#### WRITTEN TASK
Read the material below. Count the lines containing "WBPT" and give that count alone.

|---|

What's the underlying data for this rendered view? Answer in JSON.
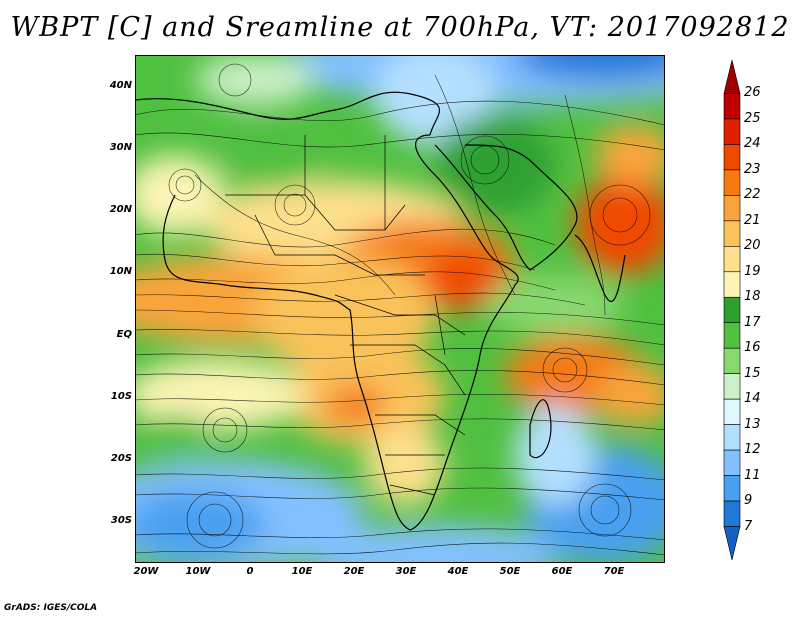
{
  "title": "WBPT [C] and Sreamline at 700hPa, VT: 2017092812",
  "footer": "GrADS: IGES/COLA",
  "map": {
    "variable": "WBPT [C]",
    "level": "700hPa",
    "valid_time": "2017092812",
    "lat_labels": [
      "40N",
      "30N",
      "20N",
      "10N",
      "EQ",
      "10S",
      "20S",
      "30S"
    ],
    "lon_labels": [
      "20W",
      "10W",
      "0",
      "10E",
      "20E",
      "30E",
      "40E",
      "50E",
      "60E",
      "70E"
    ]
  },
  "colorbar": {
    "labels": [
      "26",
      "25",
      "24",
      "23",
      "22",
      "21",
      "20",
      "19",
      "18",
      "17",
      "16",
      "15",
      "14",
      "13",
      "12",
      "11",
      "9",
      "7"
    ],
    "colors": [
      "#a00000",
      "#c00000",
      "#e01e00",
      "#f04a00",
      "#f57a14",
      "#f9a43a",
      "#fac25a",
      "#fde08c",
      "#fcf4b4",
      "#2fa030",
      "#50c040",
      "#88d870",
      "#ccf0c8",
      "#e0f8ff",
      "#b4e0ff",
      "#82c0ff",
      "#4aa0f0",
      "#2078d8",
      "#1460c8"
    ]
  }
}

|---|

#### CORRECT OUTPUT
2